Stated task:
Count how many lines hold the string "marker". Answer with that number and nothing more.

= = = = =

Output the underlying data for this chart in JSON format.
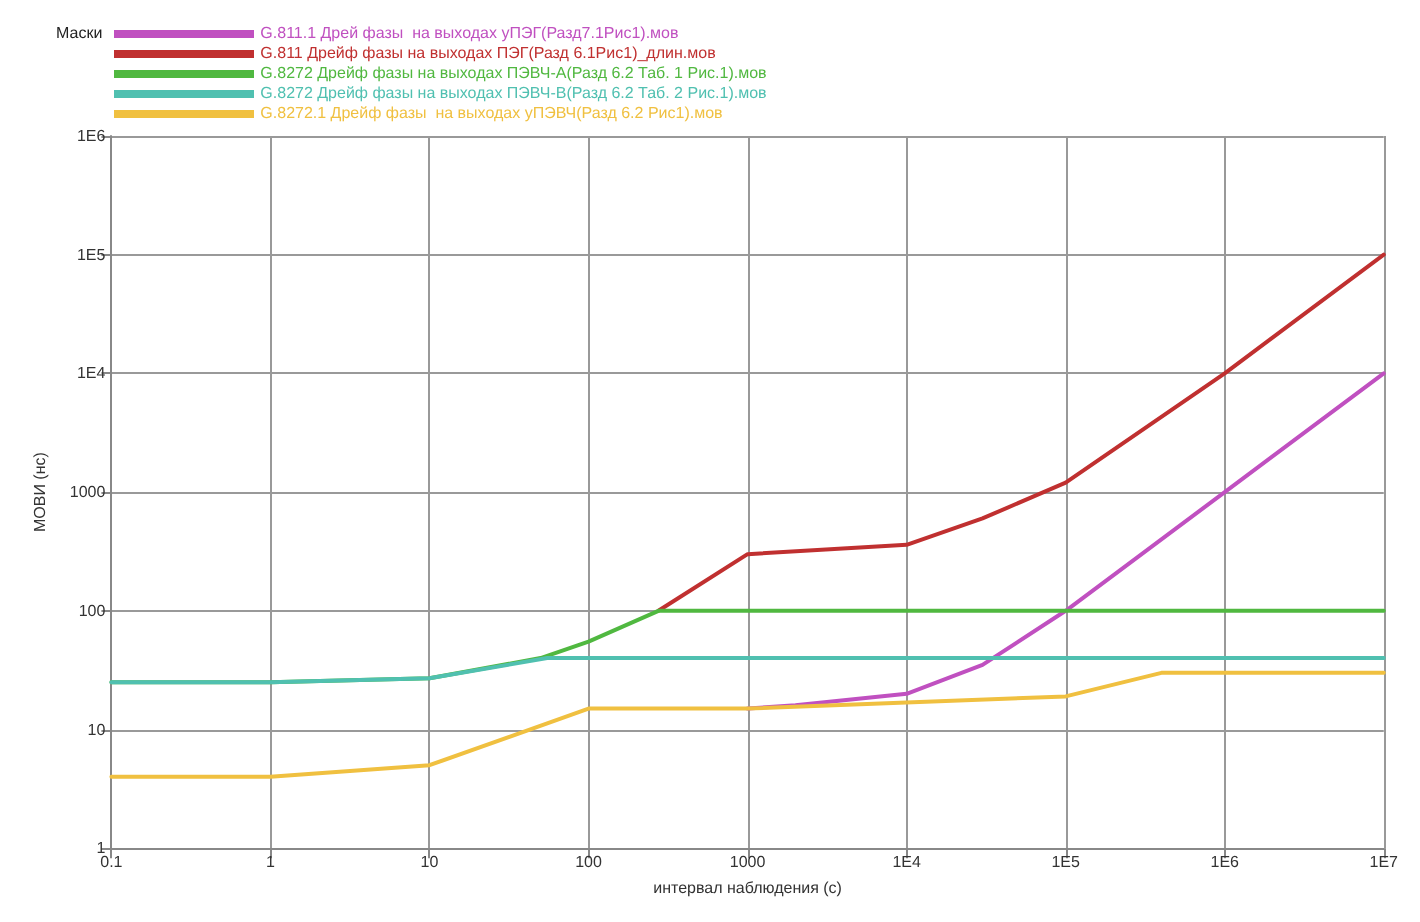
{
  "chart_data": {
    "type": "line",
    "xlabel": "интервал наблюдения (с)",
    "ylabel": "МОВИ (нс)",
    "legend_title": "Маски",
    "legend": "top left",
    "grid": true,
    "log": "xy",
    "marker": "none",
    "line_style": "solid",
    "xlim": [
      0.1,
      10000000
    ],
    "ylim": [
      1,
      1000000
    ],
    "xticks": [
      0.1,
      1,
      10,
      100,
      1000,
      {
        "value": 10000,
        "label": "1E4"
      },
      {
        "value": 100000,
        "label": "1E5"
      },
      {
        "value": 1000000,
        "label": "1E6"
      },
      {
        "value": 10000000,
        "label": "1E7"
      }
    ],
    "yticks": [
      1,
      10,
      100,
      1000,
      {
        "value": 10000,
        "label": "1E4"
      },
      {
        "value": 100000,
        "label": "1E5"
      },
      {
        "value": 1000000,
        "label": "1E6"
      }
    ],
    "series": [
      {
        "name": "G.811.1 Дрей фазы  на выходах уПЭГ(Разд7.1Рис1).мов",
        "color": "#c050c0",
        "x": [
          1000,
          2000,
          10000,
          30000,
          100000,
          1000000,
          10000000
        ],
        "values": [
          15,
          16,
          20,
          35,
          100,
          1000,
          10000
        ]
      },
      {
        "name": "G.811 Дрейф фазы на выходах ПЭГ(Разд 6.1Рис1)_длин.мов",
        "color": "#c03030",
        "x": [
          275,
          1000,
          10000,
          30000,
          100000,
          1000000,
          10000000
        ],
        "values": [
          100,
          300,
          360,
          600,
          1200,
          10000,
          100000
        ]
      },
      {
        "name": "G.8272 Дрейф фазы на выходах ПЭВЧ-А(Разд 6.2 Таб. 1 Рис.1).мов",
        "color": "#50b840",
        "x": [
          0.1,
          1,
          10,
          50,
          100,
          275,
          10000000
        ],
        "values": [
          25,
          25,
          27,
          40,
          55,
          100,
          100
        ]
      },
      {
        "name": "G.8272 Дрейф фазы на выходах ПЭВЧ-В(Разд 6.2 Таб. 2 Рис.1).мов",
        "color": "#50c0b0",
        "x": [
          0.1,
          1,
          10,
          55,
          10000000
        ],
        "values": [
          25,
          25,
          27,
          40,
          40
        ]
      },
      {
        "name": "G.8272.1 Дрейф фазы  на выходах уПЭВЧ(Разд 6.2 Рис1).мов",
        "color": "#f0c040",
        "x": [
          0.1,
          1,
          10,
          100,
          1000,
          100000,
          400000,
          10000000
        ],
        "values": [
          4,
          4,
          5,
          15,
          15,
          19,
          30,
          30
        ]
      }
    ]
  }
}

= = = = =

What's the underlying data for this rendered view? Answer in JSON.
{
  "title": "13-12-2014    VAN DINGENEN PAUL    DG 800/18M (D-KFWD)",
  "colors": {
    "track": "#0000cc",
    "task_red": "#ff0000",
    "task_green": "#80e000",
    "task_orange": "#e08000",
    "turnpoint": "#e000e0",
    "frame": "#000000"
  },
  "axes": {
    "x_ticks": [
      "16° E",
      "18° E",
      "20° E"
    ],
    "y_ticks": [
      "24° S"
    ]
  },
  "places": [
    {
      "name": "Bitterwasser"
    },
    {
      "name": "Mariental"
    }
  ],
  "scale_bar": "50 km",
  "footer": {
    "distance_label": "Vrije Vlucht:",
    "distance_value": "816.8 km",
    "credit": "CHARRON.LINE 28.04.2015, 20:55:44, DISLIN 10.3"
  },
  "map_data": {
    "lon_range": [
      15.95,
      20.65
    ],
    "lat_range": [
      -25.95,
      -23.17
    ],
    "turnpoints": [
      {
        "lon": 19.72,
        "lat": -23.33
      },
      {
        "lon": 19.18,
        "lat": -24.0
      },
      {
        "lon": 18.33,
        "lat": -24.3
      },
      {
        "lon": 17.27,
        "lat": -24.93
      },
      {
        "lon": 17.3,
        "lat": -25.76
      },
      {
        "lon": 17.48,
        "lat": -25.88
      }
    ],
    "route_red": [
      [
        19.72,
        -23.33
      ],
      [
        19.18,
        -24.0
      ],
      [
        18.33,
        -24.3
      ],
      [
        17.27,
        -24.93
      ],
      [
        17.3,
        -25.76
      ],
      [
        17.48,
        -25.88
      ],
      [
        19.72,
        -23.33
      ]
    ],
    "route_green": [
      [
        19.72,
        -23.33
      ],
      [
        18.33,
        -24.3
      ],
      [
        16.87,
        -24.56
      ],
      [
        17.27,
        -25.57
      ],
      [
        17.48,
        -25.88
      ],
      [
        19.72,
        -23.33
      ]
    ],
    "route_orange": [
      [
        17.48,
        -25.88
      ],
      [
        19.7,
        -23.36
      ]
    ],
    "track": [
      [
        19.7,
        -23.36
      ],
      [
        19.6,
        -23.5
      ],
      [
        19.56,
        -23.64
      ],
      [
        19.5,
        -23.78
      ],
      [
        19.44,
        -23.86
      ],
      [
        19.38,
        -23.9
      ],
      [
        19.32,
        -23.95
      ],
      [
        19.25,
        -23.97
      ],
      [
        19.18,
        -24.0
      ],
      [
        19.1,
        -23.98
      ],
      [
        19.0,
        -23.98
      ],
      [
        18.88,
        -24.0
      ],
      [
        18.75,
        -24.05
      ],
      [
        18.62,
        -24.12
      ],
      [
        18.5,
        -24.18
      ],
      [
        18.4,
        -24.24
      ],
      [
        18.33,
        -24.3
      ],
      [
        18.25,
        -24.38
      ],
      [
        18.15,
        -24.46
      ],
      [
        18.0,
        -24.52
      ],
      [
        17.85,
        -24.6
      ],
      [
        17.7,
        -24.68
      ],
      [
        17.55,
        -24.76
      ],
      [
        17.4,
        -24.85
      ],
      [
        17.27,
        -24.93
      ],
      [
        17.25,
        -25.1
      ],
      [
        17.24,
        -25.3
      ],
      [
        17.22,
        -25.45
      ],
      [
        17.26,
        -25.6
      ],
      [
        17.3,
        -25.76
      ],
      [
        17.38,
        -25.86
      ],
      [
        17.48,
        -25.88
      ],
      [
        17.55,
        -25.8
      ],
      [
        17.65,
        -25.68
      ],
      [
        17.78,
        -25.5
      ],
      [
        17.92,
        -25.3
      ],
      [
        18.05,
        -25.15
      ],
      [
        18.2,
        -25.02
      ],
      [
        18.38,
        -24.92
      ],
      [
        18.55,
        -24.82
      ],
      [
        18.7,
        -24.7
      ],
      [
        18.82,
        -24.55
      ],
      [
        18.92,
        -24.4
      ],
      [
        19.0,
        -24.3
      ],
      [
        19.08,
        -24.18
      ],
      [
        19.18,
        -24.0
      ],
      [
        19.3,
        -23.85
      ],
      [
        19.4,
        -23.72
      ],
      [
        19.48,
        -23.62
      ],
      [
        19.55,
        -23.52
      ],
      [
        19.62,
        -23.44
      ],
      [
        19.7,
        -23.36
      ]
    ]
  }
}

= = = = =

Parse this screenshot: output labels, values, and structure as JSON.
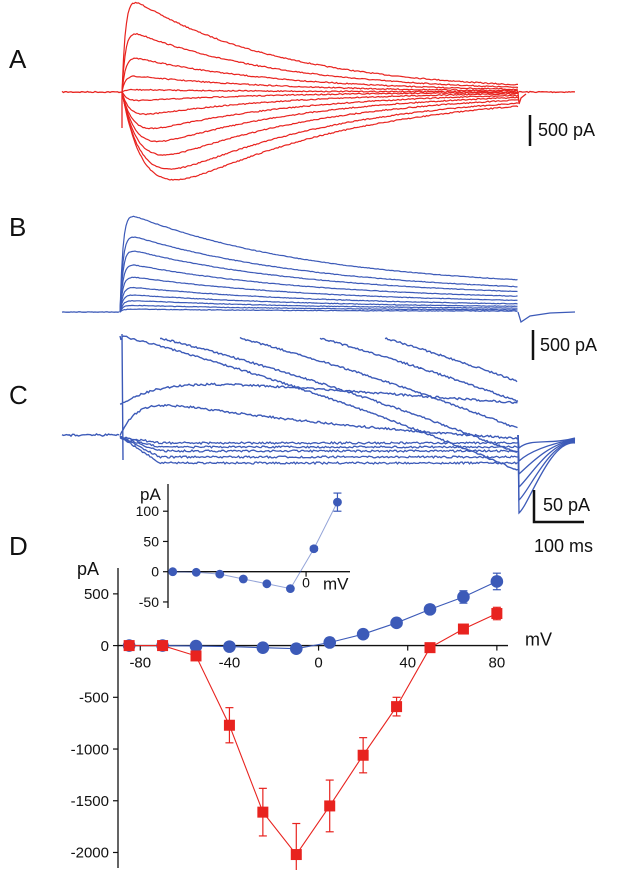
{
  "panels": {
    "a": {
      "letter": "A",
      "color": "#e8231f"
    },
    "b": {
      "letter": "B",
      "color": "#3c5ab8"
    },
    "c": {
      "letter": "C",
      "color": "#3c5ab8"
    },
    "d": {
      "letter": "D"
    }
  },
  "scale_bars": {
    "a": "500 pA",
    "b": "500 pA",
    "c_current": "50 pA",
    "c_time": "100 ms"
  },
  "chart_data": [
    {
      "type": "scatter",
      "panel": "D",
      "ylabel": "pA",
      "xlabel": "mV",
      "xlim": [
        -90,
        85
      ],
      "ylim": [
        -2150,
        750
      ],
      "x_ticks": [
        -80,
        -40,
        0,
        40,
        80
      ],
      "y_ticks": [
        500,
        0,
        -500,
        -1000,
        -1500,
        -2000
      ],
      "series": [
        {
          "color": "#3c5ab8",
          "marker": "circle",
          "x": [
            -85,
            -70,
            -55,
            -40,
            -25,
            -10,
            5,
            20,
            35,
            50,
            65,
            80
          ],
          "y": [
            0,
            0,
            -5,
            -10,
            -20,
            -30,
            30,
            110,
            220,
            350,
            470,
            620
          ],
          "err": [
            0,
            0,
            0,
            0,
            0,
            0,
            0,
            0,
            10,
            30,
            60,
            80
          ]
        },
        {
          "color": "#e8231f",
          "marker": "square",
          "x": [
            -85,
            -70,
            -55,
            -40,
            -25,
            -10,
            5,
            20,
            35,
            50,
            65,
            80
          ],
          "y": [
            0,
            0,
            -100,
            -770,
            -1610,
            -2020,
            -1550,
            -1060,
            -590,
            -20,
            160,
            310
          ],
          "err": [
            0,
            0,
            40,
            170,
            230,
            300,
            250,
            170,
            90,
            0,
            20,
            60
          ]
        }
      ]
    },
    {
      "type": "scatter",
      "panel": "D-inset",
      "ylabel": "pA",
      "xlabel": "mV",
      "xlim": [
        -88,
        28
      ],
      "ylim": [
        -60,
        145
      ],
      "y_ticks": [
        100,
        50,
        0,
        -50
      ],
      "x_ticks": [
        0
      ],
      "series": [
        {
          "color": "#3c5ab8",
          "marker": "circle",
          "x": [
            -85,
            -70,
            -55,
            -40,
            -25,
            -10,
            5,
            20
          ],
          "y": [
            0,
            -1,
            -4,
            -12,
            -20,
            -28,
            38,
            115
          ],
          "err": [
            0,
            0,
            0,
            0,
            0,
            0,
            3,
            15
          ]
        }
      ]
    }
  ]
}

= = = = =

Exercise result:
4